**THE PROBLEM:** Copy the records below exactly, leaving out every picture.

** begin ROWS **

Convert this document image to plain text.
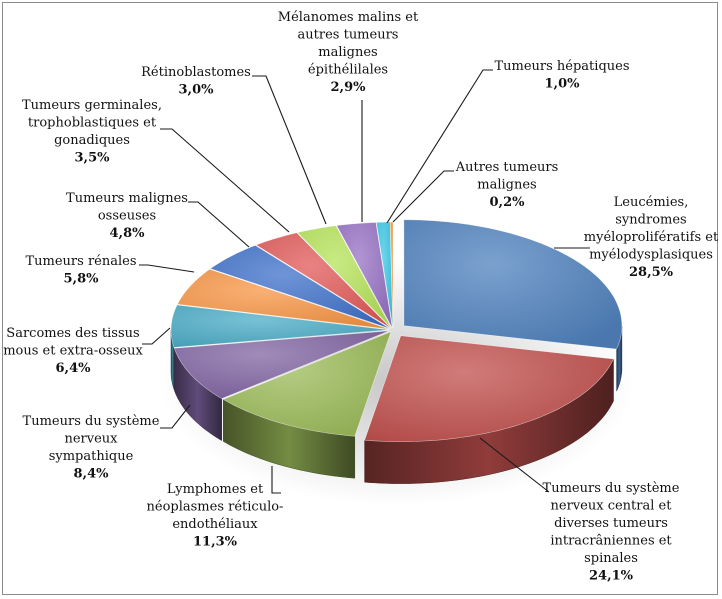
Leucémies,
syndromes
myéloprolifératifs et
myélodysplasiques
28,5%
Tumeurs du système
nerveux central et
diverses tumeurs
intracrâniennes et
spinales
24,1%
Lymphomes et
néoplasmes réticulo-
endothéliaux
11,3%
Tumeurs du système
nerveux
sympathique
8,4%
Sarcomes des tissus
mous et extra-osseux
6,4%
Tumeurs rénales
5,8%
Tumeurs malignes
osseuses
4,8%
Tumeurs germinales,
trophoblastiques et
gonadiques
3,5%
Rétinoblastomes
3,0%
Mélanomes malins et
autres tumeurs
malignes
épithélilales
2,9%
Tumeurs hépatiques
1,0%
Autres tumeurs
malignes
0,2%
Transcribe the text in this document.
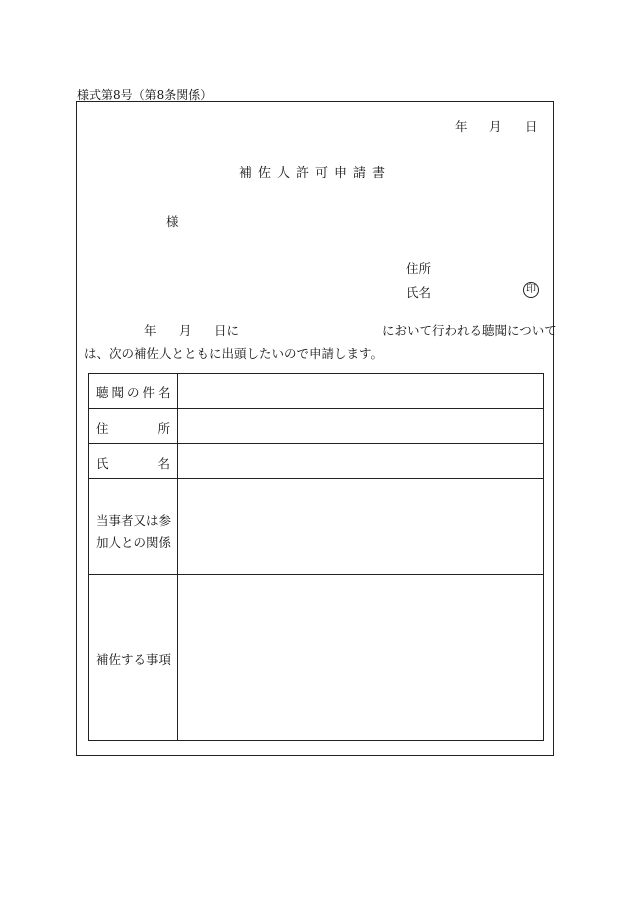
様式第8号（第8条関係）
年 月 日
補佐人許可申請書
様
住所
氏名	印
年 月 日に	において行われる聴聞について
は、次の補佐人とともに出頭したいので申請します。
聴聞の件名
住	所
氏	名
当事者又は参
加人との関係
補佐する事項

** end ROWS **

**EXERCISE RESPONSE:**
Convert this document image to plain text.
Leucémies,
syndromes
myéloprolifératifs et
myélodysplasiques
28,5%
Tumeurs du système
nerveux central et
diverses tumeurs
intracrâniennes et
spinales
24,1%
Lymphomes et
néoplasmes réticulo-
endothéliaux
11,3%
Tumeurs du système
nerveux
sympathique
8,4%
Sarcomes des tissus
mous et extra-osseux
6,4%
Tumeurs rénales
5,8%
Tumeurs malignes
osseuses
4,8%
Tumeurs germinales,
trophoblastiques et
gonadiques
3,5%
Rétinoblastomes
3,0%
Mélanomes malins et
autres tumeurs
malignes
épithélilales
2,9%
Tumeurs hépatiques
1,0%
Autres tumeurs
malignes
0,2%
Transcribe the text in this document.
様式第8号（第8条関係）
年 月 日
補佐人許可申請書
様
住所
氏名	印
年 月 日に	において行われる聴聞について
は、次の補佐人とともに出頭したいので申請します。
聴聞の件名
住	所
氏	名
当事者又は参
加人との関係
補佐する事項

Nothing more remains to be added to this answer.